- REQUIREMENTS: List each line in which the string "name" appears.

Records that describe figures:
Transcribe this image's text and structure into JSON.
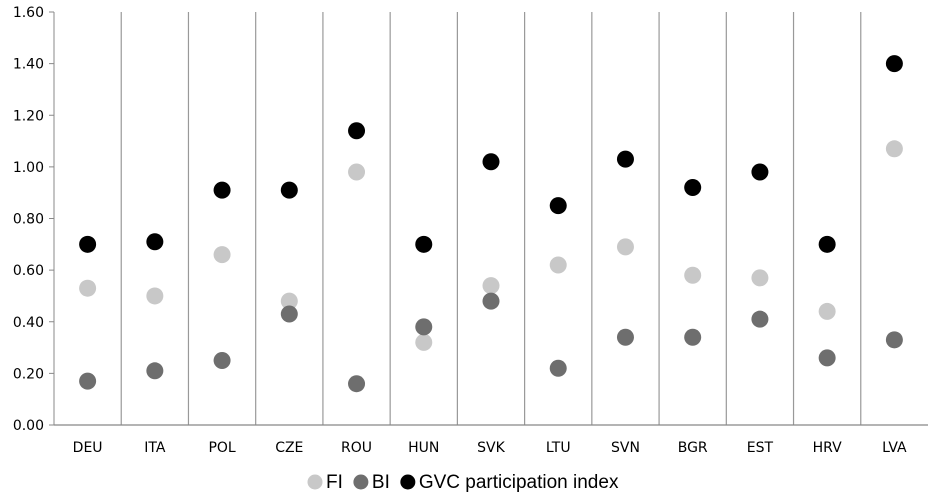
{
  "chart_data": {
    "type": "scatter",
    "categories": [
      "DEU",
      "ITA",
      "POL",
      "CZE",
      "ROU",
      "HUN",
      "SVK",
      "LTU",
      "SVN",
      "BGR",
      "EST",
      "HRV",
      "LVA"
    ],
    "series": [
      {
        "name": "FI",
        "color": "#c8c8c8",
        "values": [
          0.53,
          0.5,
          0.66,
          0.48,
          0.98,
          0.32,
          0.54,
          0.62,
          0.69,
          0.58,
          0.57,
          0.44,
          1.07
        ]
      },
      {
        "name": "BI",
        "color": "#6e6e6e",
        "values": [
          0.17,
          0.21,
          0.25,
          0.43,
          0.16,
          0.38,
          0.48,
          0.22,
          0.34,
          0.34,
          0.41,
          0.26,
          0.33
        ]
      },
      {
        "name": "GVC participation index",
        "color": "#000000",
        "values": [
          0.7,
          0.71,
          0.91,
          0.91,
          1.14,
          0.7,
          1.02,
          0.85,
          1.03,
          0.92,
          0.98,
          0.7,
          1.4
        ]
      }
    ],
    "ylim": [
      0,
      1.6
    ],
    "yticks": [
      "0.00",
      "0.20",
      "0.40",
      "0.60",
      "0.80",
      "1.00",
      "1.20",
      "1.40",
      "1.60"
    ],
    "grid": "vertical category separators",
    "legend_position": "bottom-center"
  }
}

- OUTPUT OF THE TASK:
        "name": "FI",
        "name": "BI",
        "name": "GVC participation index",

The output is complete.